Recorded data
********

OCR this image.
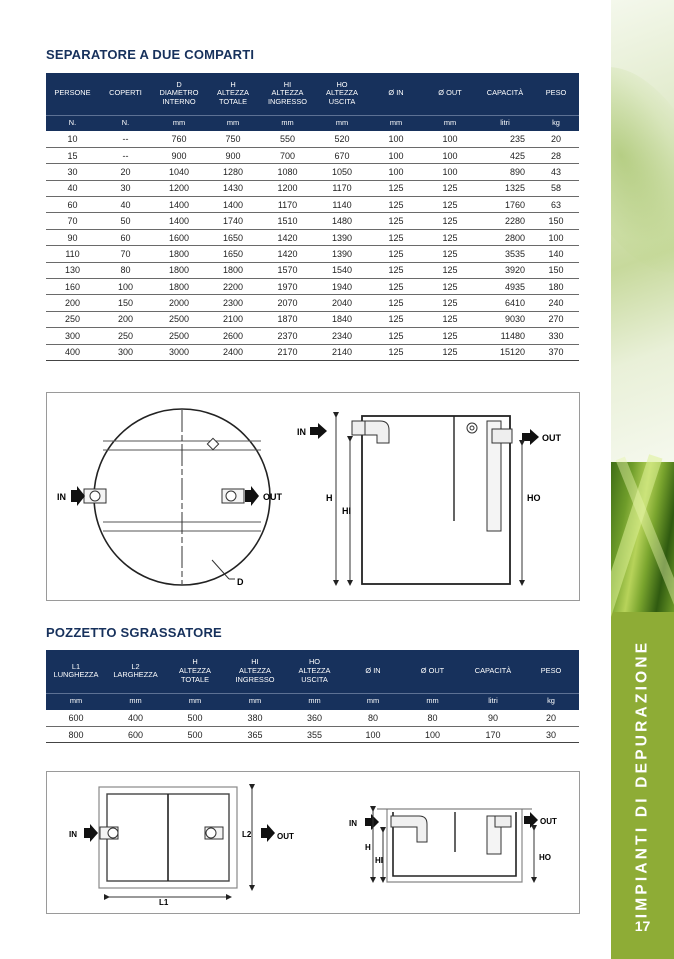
IMPIANTI DI DEPURAZIONE
17
SEPARATORE A DUE COMPARTI
PERSONE	COPERTI	D
DIAMETRO
INTERNO	H
ALTEZZA
TOTALE	HI
ALTEZZA
INGRESSO	HO
ALTEZZA
USCITA	Ø IN	Ø OUT	CAPACITÀ	PESO
N.	N.	mm	mm	mm	mm	mm	mm	litri	kg
10	--	760	750	550	520	100	100	235	20
15	--	900	900	700	670	100	100	425	28
30	20	1040	1280	1080	1050	100	100	890	43
40	30	1200	1430	1200	1170	125	125	1325	58
60	40	1400	1400	1170	1140	125	125	1760	63
70	50	1400	1740	1510	1480	125	125	2280	150
90	60	1600	1650	1420	1390	125	125	2800	100
110	70	1800	1650	1420	1390	125	125	3535	140
130	80	1800	1800	1570	1540	125	125	3920	150
160	100	1800	2200	1970	1940	125	125	4935	180
200	150	2000	2300	2070	2040	125	125	6410	240
250	200	2500	2100	1870	1840	125	125	9030	270
300	250	2500	2600	2370	2340	125	125	11480	330
400	300	3000	2400	2170	2140	125	125	15120	370
IN	OUT
D
IN
OUT
H
HI
HO
POZZETTO SGRASSATORE
L1
LUNGHEZZA	L2
LARGHEZZA	H
ALTEZZA
TOTALE	HI
ALTEZZA
INGRESSO	HO
ALTEZZA
USCITA	Ø IN	Ø OUT	CAPACITÀ	PESO
mm	mm	mm	mm	mm	mm	mm	litri	kg
600	400	500	380	360	80	80	90	20
800	600	500	365	355	100	100	170	30
IN	OUT
L2
L1
IN	OUT
H
HI	HO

********

*TASK OBJECTIVE*
In your copy, leave out the pictures and reproduce the material above exactly.

*COMPLETE RESPONSE*
OCR this image.
IMPIANTI DI DEPURAZIONE
17
SEPARATORE A DUE COMPARTI
PERSONE	COPERTI	D
DIAMETRO
INTERNO	H
ALTEZZA
TOTALE	HI
ALTEZZA
INGRESSO	HO
ALTEZZA
USCITA	Ø IN	Ø OUT	CAPACITÀ	PESO
N.	N.	mm	mm	mm	mm	mm	mm	litri	kg
10	--	760	750	550	520	100	100	235	20
15	--	900	900	700	670	100	100	425	28
30	20	1040	1280	1080	1050	100	100	890	43
40	30	1200	1430	1200	1170	125	125	1325	58
60	40	1400	1400	1170	1140	125	125	1760	63
70	50	1400	1740	1510	1480	125	125	2280	150
90	60	1600	1650	1420	1390	125	125	2800	100
110	70	1800	1650	1420	1390	125	125	3535	140
130	80	1800	1800	1570	1540	125	125	3920	150
160	100	1800	2200	1970	1940	125	125	4935	180
200	150	2000	2300	2070	2040	125	125	6410	240
250	200	2500	2100	1870	1840	125	125	9030	270
300	250	2500	2600	2370	2340	125	125	11480	330
400	300	3000	2400	2170	2140	125	125	15120	370
IN	OUT
D
IN
OUT
H
HI
HO
POZZETTO SGRASSATORE
L1
LUNGHEZZA	L2
LARGHEZZA	H
ALTEZZA
TOTALE	HI
ALTEZZA
INGRESSO	HO
ALTEZZA
USCITA	Ø IN	Ø OUT	CAPACITÀ	PESO
mm	mm	mm	mm	mm	mm	mm	litri	kg
600	400	500	380	360	80	80	90	20
800	600	500	365	355	100	100	170	30
IN	OUT
L2
L1
IN	OUT
H
HI	HO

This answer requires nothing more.